● AIM
Please copy all the lines that follow, word for word.

Records from a dataset

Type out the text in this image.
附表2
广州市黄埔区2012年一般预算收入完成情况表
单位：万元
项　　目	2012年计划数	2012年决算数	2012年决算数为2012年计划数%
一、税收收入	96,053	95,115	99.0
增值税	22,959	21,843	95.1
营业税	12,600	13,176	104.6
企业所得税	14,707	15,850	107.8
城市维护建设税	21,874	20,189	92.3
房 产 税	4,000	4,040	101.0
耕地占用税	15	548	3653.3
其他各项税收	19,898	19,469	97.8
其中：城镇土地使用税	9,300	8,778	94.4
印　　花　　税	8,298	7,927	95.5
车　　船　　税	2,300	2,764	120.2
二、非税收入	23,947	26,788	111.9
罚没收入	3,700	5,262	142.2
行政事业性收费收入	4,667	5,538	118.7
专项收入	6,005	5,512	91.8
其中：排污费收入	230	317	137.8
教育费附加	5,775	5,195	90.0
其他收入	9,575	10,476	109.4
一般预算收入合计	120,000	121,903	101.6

● WRITTEN SOLUTION
Type out the text in this image.
附表2
广州市黄埔区2012年一般预算收入完成情况表
单位：万元
项　　目	2012年计划数	2012年决算数	2012年决算数为2012年计划数%
一、税收收入	96,053	95,115	99.0
增值税	22,959	21,843	95.1
营业税	12,600	13,176	104.6
企业所得税	14,707	15,850	107.8
城市维护建设税	21,874	20,189	92.3
房 产 税	4,000	4,040	101.0
耕地占用税	15	548	3653.3
其他各项税收	19,898	19,469	97.8
其中：城镇土地使用税	9,300	8,778	94.4
印　　花　　税	8,298	7,927	95.5
车　　船　　税	2,300	2,764	120.2
二、非税收入	23,947	26,788	111.9
罚没收入	3,700	5,262	142.2
行政事业性收费收入	4,667	5,538	118.7
专项收入	6,005	5,512	91.8
其中：排污费收入	230	317	137.8
教育费附加	5,775	5,195	90.0
其他收入	9,575	10,476	109.4
一般预算收入合计	120,000	121,903	101.6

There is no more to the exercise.